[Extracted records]
______________________________

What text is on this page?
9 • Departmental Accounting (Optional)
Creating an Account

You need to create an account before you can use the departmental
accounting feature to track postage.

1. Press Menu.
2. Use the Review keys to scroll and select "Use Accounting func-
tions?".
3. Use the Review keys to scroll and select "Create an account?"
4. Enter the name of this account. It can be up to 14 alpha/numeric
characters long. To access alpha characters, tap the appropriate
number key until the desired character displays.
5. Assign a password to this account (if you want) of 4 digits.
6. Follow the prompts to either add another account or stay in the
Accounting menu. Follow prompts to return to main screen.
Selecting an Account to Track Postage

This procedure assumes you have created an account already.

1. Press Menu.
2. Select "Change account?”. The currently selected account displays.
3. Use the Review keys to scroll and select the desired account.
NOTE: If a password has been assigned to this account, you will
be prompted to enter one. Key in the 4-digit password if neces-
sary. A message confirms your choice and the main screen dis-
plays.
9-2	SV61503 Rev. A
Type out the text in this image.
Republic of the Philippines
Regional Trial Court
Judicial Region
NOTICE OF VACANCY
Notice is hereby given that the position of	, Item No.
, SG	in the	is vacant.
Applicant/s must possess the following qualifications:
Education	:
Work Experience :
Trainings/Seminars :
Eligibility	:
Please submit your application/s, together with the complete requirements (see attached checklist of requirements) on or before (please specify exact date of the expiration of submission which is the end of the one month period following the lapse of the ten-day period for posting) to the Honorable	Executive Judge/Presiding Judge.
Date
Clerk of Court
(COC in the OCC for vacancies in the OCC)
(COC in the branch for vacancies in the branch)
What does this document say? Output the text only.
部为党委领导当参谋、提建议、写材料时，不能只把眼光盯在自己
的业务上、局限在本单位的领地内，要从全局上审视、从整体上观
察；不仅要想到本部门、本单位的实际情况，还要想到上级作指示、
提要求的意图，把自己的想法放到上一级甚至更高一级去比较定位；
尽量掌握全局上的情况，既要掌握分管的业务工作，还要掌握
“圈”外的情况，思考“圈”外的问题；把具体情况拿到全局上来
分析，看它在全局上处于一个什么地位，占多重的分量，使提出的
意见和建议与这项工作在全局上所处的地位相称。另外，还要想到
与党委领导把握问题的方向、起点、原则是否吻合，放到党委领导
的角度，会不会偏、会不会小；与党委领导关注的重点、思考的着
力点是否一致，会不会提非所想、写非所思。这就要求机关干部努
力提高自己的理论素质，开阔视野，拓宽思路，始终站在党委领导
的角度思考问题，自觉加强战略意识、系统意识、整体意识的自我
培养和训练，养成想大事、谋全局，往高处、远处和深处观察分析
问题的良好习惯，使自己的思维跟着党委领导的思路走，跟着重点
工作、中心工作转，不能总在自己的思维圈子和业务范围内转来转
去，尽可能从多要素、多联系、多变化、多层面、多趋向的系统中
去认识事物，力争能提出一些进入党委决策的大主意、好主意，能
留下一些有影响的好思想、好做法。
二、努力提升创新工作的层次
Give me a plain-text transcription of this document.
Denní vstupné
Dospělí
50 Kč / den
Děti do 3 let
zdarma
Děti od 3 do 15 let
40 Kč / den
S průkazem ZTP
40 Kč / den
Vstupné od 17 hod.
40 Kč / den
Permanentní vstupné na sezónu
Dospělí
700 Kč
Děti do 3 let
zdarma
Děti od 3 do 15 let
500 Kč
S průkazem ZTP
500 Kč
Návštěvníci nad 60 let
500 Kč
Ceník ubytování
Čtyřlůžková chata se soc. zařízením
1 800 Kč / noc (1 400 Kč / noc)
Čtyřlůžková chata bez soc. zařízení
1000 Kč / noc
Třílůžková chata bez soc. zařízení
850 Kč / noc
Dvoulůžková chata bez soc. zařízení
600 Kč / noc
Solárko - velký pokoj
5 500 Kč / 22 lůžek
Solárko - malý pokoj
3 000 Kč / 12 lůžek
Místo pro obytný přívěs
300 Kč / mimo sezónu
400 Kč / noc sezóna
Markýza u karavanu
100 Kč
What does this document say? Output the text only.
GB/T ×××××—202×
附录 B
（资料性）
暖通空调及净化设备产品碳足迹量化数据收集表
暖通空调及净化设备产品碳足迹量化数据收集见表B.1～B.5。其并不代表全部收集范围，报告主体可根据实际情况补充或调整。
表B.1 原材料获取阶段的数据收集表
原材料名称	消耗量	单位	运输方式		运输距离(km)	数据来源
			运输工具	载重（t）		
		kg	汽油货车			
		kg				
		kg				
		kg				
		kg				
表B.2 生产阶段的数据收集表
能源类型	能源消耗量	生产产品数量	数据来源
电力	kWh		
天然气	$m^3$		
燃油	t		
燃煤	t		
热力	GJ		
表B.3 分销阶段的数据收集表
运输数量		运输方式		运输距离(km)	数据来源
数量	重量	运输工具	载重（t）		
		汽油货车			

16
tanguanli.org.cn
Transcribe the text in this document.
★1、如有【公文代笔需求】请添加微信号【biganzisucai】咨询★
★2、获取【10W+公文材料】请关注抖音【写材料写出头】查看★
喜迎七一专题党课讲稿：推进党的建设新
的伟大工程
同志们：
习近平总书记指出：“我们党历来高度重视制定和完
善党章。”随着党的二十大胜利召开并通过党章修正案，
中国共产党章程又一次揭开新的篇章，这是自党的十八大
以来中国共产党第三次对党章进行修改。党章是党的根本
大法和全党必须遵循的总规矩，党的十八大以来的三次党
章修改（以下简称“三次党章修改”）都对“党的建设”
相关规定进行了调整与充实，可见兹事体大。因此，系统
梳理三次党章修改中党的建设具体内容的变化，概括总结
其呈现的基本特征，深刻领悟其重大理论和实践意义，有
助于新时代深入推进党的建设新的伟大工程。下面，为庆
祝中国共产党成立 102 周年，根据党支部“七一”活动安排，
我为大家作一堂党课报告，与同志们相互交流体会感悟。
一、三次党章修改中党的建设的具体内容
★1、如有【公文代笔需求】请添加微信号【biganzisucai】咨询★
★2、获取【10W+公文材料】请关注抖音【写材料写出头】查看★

______________________________

Quote the entire listing above exactly.

What text is on this page?
9 • Departmental Accounting (Optional)
Creating an Account

You need to create an account before you can use the departmental
accounting feature to track postage.

1. Press Menu.
2. Use the Review keys to scroll and select "Use Accounting func-
tions?".
3. Use the Review keys to scroll and select "Create an account?"
4. Enter the name of this account. It can be up to 14 alpha/numeric
characters long. To access alpha characters, tap the appropriate
number key until the desired character displays.
5. Assign a password to this account (if you want) of 4 digits.
6. Follow the prompts to either add another account or stay in the
Accounting menu. Follow prompts to return to main screen.
Selecting an Account to Track Postage

This procedure assumes you have created an account already.

1. Press Menu.
2. Select "Change account?”. The currently selected account displays.
3. Use the Review keys to scroll and select the desired account.
NOTE: If a password has been assigned to this account, you will
be prompted to enter one. Key in the 4-digit password if neces-
sary. A message confirms your choice and the main screen dis-
plays.
9-2	SV61503 Rev. A
Type out the text in this image.
Republic of the Philippines
Regional Trial Court
Judicial Region
NOTICE OF VACANCY
Notice is hereby given that the position of	, Item No.
, SG	in the	is vacant.
Applicant/s must possess the following qualifications:
Education	:
Work Experience :
Trainings/Seminars :
Eligibility	:
Please submit your application/s, together with the complete requirements (see attached checklist of requirements) on or before (please specify exact date of the expiration of submission which is the end of the one month period following the lapse of the ten-day period for posting) to the Honorable	Executive Judge/Presiding Judge.
Date
Clerk of Court
(COC in the OCC for vacancies in the OCC)
(COC in the branch for vacancies in the branch)
What does this document say? Output the text only.
部为党委领导当参谋、提建议、写材料时，不能只把眼光盯在自己
的业务上、局限在本单位的领地内，要从全局上审视、从整体上观
察；不仅要想到本部门、本单位的实际情况，还要想到上级作指示、
提要求的意图，把自己的想法放到上一级甚至更高一级去比较定位；
尽量掌握全局上的情况，既要掌握分管的业务工作，还要掌握
“圈”外的情况，思考“圈”外的问题；把具体情况拿到全局上来
分析，看它在全局上处于一个什么地位，占多重的分量，使提出的
意见和建议与这项工作在全局上所处的地位相称。另外，还要想到
与党委领导把握问题的方向、起点、原则是否吻合，放到党委领导
的角度，会不会偏、会不会小；与党委领导关注的重点、思考的着
力点是否一致，会不会提非所想、写非所思。这就要求机关干部努
力提高自己的理论素质，开阔视野，拓宽思路，始终站在党委领导
的角度思考问题，自觉加强战略意识、系统意识、整体意识的自我
培养和训练，养成想大事、谋全局，往高处、远处和深处观察分析
问题的良好习惯，使自己的思维跟着党委领导的思路走，跟着重点
工作、中心工作转，不能总在自己的思维圈子和业务范围内转来转
去，尽可能从多要素、多联系、多变化、多层面、多趋向的系统中
去认识事物，力争能提出一些进入党委决策的大主意、好主意，能
留下一些有影响的好思想、好做法。
二、努力提升创新工作的层次
Give me a plain-text transcription of this document.
Denní vstupné
Dospělí
50 Kč / den
Děti do 3 let
zdarma
Děti od 3 do 15 let
40 Kč / den
S průkazem ZTP
40 Kč / den
Vstupné od 17 hod.
40 Kč / den
Permanentní vstupné na sezónu
Dospělí
700 Kč
Děti do 3 let
zdarma
Děti od 3 do 15 let
500 Kč
S průkazem ZTP
500 Kč
Návštěvníci nad 60 let
500 Kč
Ceník ubytování
Čtyřlůžková chata se soc. zařízením
1 800 Kč / noc (1 400 Kč / noc)
Čtyřlůžková chata bez soc. zařízení
1000 Kč / noc
Třílůžková chata bez soc. zařízení
850 Kč / noc
Dvoulůžková chata bez soc. zařízení
600 Kč / noc
Solárko - velký pokoj
5 500 Kč / 22 lůžek
Solárko - malý pokoj
3 000 Kč / 12 lůžek
Místo pro obytný přívěs
300 Kč / mimo sezónu
400 Kč / noc sezóna
Markýza u karavanu
100 Kč
What does this document say? Output the text only.
GB/T ×××××—202×
附录 B
（资料性）
暖通空调及净化设备产品碳足迹量化数据收集表
暖通空调及净化设备产品碳足迹量化数据收集见表B.1～B.5。其并不代表全部收集范围，报告主体可根据实际情况补充或调整。
表B.1 原材料获取阶段的数据收集表
原材料名称	消耗量	单位	运输方式		运输距离(km)	数据来源
			运输工具	载重（t）		
		kg	汽油货车			
		kg				
		kg				
		kg				
		kg				
表B.2 生产阶段的数据收集表
能源类型	能源消耗量	生产产品数量	数据来源
电力	kWh		
天然气	$m^3$		
燃油	t		
燃煤	t		
热力	GJ		
表B.3 分销阶段的数据收集表
运输数量		运输方式		运输距离(km)	数据来源
数量	重量	运输工具	载重（t）		
		汽油货车			

16
tanguanli.org.cn
Transcribe the text in this document.
★1、如有【公文代笔需求】请添加微信号【biganzisucai】咨询★
★2、获取【10W+公文材料】请关注抖音【写材料写出头】查看★
喜迎七一专题党课讲稿：推进党的建设新
的伟大工程
同志们：
习近平总书记指出：“我们党历来高度重视制定和完
善党章。”随着党的二十大胜利召开并通过党章修正案，
中国共产党章程又一次揭开新的篇章，这是自党的十八大
以来中国共产党第三次对党章进行修改。党章是党的根本
大法和全党必须遵循的总规矩，党的十八大以来的三次党
章修改（以下简称“三次党章修改”）都对“党的建设”
相关规定进行了调整与充实，可见兹事体大。因此，系统
梳理三次党章修改中党的建设具体内容的变化，概括总结
其呈现的基本特征，深刻领悟其重大理论和实践意义，有
助于新时代深入推进党的建设新的伟大工程。下面，为庆
祝中国共产党成立 102 周年，根据党支部“七一”活动安排，
我为大家作一堂党课报告，与同志们相互交流体会感悟。
一、三次党章修改中党的建设的具体内容
★1、如有【公文代笔需求】请添加微信号【biganzisucai】咨询★
★2、获取【10W+公文材料】请关注抖音【写材料写出头】查看★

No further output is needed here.